Locate each line with the string "выплаты" in the listing below and copy it.
-- start of Supplied records --
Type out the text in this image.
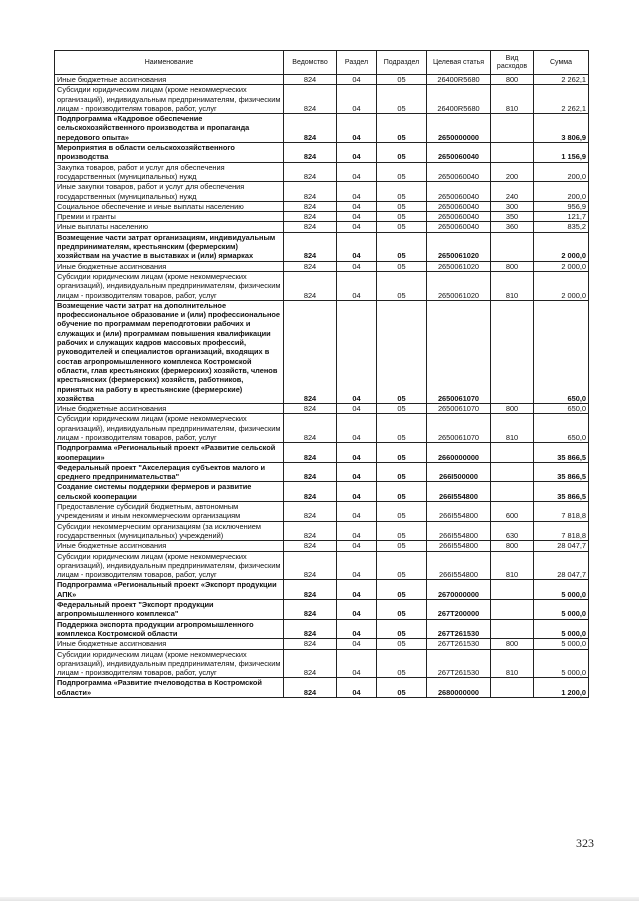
Наименование	Ведомство	Раздел	Подраздел	Целевая статья	Вид расходов	Сумма
Иные бюджетные ассигнования	824	04	05	26400R5680	800	2 262,1
Субсидии юридическим лицам (кроме некоммерческих организаций), индивидуальным предпринимателям, физическим лицам - производителям товаров, работ, услуг	824	04	05	26400R5680	810	2 262,1
Подпрограмма «Кадровое обеспечение сельскохозяйственного производства и пропаганда передового опыта»	824	04	05	2650000000		3 806,9
Мероприятия в области сельскохозяйственного производства	824	04	05	2650060040		1 156,9
Закупка товаров, работ и услуг для обеспечения государственных (муниципальных) нужд	824	04	05	2650060040	200	200,0
Иные закупки товаров, работ и услуг для обеспечения государственных (муниципальных) нужд	824	04	05	2650060040	240	200,0
Социальное обеспечение и иные выплаты населению	824	04	05	2650060040	300	956,9
Премии и гранты	824	04	05	2650060040	350	121,7
Иные выплаты населению	824	04	05	2650060040	360	835,2
Возмещение части затрат организациям, индивидуальным предпринимателям, крестьянским (фермерским) хозяйствам на участие в выставках и (или) ярмарках	824	04	05	2650061020		2 000,0
Иные бюджетные ассигнования	824	04	05	2650061020	800	2 000,0
Субсидии юридическим лицам (кроме некоммерческих организаций), индивидуальным предпринимателям, физическим лицам - производителям товаров, работ, услуг	824	04	05	2650061020	810	2 000,0
Возмещение части затрат на дополнительное профессиональное образование и (или) профессиональное обучение по программам переподготовки рабочих и служащих и (или) программам повышения квалификации рабочих и служащих кадров массовых профессий, руководителей и специалистов организаций, входящих в состав агропромышленного комплекса Костромской области, глав крестьянских (фермерских) хозяйств, членов крестьянских (фермерских) хозяйств, работников, принятых на работу в крестьянские (фермерские) хозяйства	824	04	05	2650061070		650,0
Иные бюджетные ассигнования	824	04	05	2650061070	800	650,0
Субсидии юридическим лицам (кроме некоммерческих организаций), индивидуальным предпринимателям, физическим лицам - производителям товаров, работ, услуг	824	04	05	2650061070	810	650,0
Подпрограмма «Региональный проект «Развитие сельской кооперации»	824	04	05	2660000000		35 866,5
Федеральный проект "Акселерация субъектов малого и среднего предпринимательства"	824	04	05	266I500000		35 866,5
Создание системы поддержки фермеров и развитие сельской кооперации	824	04	05	266I554800		35 866,5
Предоставление субсидий бюджетным, автономным учреждениям и иным некоммерческим организациям	824	04	05	266I554800	600	7 818,8
Субсидии некоммерческим организациям (за исключением государственных (муниципальных) учреждений)	824	04	05	266I554800	630	7 818,8
Иные бюджетные ассигнования	824	04	05	266I554800	800	28 047,7
Субсидии юридическим лицам (кроме некоммерческих организаций), индивидуальным предпринимателям, физическим лицам - производителям товаров, работ, услуг	824	04	05	266I554800	810	28 047,7
Подпрограмма «Региональный проект «Экспорт продукции АПК»	824	04	05	2670000000		5 000,0
Федеральный проект "Экспорт продукции агропромышленного комплекса"	824	04	05	267T200000		5 000,0
Поддержка экспорта продукции агропромышленного комплекса Костромской области	824	04	05	267T261530		5 000,0
Иные бюджетные ассигнования	824	04	05	267T261530	800	5 000,0
Субсидии юридическим лицам (кроме некоммерческих организаций), индивидуальным предпринимателям, физическим лицам - производителям товаров, работ, услуг	824	04	05	267T261530	810	5 000,0
Подпрограмма «Развитие пчеловодства в Костромской области»	824	04	05	2680000000		1 200,0
323
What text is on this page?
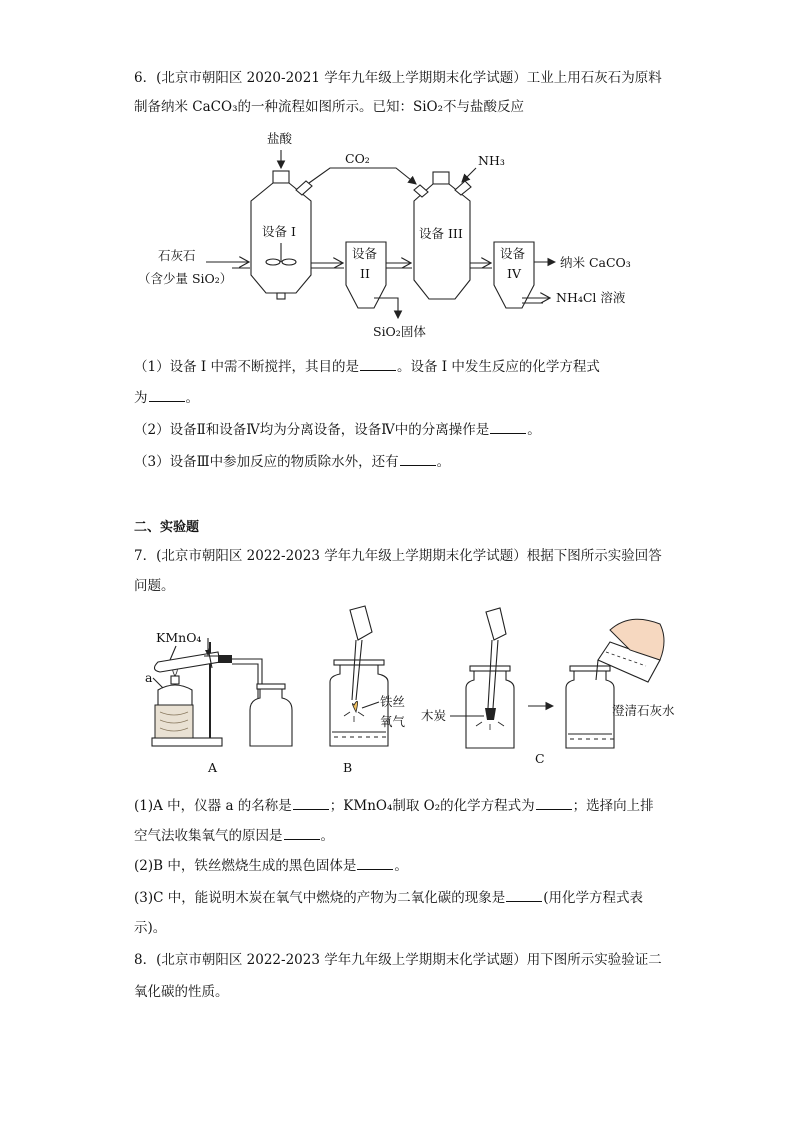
6．(北京市朝阳区 2020-2021 学年九年级上学期期末化学试题）工业上用石灰石为原料
制备纳米 CaCO₃的一种流程如图所示。已知：SiO₂不与盐酸反应
盐酸
设备 I
CO₂	NH₃
石灰石
（含少量 SiO₂）
设备
II
SiO₂固体
设备 III
设备
IV
纳米 CaCO₃
NH₄Cl 溶液
（1）设备 I 中需不断搅拌，其目的是	。设备 I 中发生反应的化学方程式
为	。
（2）设备Ⅱ和设备Ⅳ均为分离设备，设备Ⅳ中的分离操作是	。
（3）设备Ⅲ中参加反应的物质除水外，还有	。
二、实验题
7．(北京市朝阳区 2022-2023 学年九年级上学期期末化学试题）根据下图所示实验回答
问题。
KMnO₄
a
A
铁丝
氧气
B
木炭	澄清石灰水
C
(1)A 中，仪器 a 的名称是	；KMnO₄制取 O₂的化学方程式为	；选择向上排
空气法收集氧气的原因是	。
(2)B 中，铁丝燃烧生成的黑色固体是	。
(3)C 中，能说明木炭在氧气中燃烧的产物为二氧化碳的现象是	(用化学方程式表
示)。
8．(北京市朝阳区 2022-2023 学年九年级上学期期末化学试题）用下图所示实验验证二
氧化碳的性质。
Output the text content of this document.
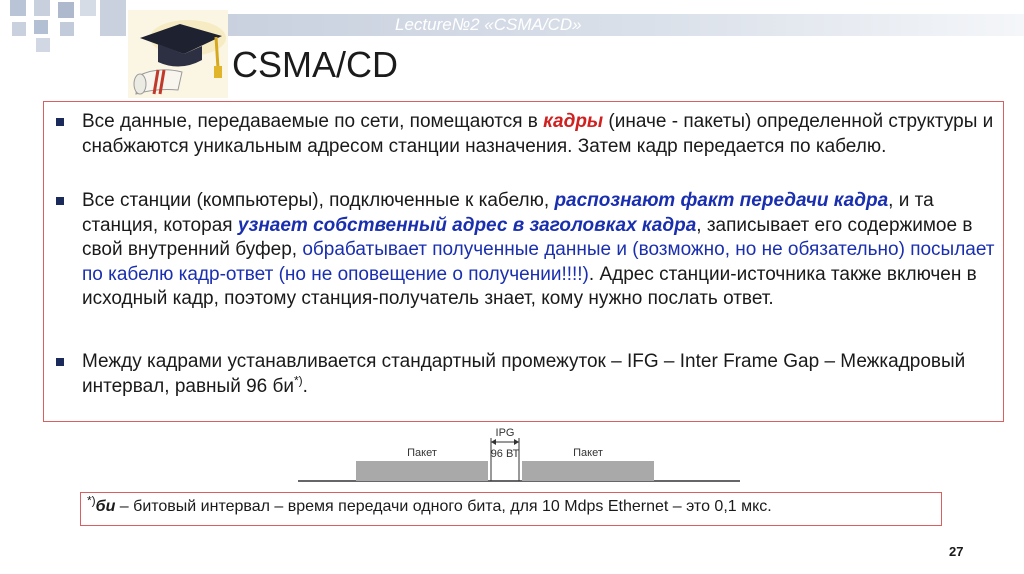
Lecture№2 «CSMA/CD»
CSMA/CD
Все данные, передаваемые по сети, помещаются в кадры (иначе - пакеты) определенной структуры и снабжаются уникальным адресом станции назначения. Затем кадр передается по кабелю.
Все станции (компьютеры), подключенные к кабелю, распознают факт передачи кадра, и та станция, которая узнает собственный адрес в заголовках кадра, записывает его содержимое в свой внутренний буфер, обрабатывает полученные данные и (возможно, но не обязательно) посылает по кабелю кадр-ответ (но не оповещение о получении!!!!). Адрес станции-источника также включен в исходный кадр, поэтому станция-получатель знает, кому нужно послать ответ.
Между кадрами устанавливается стандартный промежуток – IFG – Inter Frame Gap – Межкадровый интервал, равный 96 би*).
Пакет	Пакет
IPG
96 ВТ
*)би – битовый интервал – время передачи одного бита, для 10 Mdps Ethernet – это 0,1 мкс.
27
-- end of Supplied records --
Written answer »
Социальное обеспечение и иные выплаты населению	824	04	05	2650060040	300	956,9
Иные выплаты населению	824	04	05	2650060040	360	835,2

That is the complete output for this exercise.